• WHAT TO PRODUCE:
From the entries that follow, extract each line holding the string "资料来源".

☆ ☆ ☆ ☆

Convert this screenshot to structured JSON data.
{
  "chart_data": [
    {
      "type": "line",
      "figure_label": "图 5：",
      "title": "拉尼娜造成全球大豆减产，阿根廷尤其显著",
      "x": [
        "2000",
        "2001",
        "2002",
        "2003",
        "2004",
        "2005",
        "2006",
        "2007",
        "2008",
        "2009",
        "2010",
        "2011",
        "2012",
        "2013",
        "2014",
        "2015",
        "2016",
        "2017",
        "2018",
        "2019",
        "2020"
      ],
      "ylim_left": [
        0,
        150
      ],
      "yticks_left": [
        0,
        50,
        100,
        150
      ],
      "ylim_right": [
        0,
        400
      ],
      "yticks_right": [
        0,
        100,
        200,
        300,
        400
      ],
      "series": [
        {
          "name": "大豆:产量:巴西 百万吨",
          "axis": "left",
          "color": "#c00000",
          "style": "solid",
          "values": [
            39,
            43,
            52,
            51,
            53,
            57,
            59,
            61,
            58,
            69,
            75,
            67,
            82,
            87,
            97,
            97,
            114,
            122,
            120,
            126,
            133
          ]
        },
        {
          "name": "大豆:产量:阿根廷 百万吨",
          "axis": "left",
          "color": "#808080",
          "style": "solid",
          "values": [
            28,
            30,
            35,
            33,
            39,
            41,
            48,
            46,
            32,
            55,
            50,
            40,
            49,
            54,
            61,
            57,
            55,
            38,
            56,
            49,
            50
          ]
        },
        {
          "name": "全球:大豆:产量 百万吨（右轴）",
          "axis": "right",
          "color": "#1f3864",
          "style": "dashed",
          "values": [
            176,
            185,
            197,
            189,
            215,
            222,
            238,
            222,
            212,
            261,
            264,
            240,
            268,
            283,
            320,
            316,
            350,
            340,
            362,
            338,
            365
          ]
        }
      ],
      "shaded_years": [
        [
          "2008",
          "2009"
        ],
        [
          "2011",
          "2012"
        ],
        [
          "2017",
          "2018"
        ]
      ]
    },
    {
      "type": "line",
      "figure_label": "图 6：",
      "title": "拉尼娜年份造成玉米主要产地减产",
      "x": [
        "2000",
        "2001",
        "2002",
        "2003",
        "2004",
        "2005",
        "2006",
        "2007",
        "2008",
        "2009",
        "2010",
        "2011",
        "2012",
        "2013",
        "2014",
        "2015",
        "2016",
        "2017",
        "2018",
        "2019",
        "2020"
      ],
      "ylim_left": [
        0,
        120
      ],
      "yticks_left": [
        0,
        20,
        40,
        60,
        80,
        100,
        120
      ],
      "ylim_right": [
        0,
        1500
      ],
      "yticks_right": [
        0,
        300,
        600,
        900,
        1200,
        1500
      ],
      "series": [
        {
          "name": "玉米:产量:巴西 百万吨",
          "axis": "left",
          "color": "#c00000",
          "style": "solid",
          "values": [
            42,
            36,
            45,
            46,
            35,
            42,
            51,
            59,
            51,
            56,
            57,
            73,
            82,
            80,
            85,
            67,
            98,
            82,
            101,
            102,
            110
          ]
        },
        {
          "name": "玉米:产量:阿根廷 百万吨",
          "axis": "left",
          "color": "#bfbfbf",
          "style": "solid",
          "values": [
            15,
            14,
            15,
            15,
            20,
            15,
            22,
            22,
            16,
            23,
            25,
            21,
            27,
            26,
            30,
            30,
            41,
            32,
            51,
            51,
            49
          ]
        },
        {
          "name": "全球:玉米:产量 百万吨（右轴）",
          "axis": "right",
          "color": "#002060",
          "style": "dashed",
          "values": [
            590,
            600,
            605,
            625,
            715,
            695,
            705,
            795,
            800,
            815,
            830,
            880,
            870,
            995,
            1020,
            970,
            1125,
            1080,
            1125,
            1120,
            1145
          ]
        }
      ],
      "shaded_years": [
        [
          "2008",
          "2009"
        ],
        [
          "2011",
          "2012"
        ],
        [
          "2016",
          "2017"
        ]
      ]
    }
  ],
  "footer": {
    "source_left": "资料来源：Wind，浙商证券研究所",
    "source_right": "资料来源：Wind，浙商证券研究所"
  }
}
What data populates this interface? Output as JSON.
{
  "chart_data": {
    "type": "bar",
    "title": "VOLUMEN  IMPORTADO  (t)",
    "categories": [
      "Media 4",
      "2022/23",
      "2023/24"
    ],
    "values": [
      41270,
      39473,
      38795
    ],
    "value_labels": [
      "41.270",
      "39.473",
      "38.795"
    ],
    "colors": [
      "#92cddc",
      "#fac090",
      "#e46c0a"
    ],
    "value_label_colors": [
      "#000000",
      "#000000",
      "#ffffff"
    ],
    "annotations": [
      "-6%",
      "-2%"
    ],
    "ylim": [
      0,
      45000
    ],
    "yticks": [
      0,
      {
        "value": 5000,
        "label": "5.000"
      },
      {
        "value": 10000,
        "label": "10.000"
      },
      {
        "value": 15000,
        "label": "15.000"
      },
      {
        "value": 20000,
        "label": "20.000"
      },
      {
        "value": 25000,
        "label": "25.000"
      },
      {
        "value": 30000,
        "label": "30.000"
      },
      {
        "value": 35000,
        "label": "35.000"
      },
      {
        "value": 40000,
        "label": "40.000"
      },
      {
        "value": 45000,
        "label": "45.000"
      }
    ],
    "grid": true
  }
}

☆ ☆ ☆ ☆

• EXPECTED OUTPUT:
    "source_left": "资料来源：Wind，浙商证券研究所",
    "source_right": "资料来源：Wind，浙商证券研究所"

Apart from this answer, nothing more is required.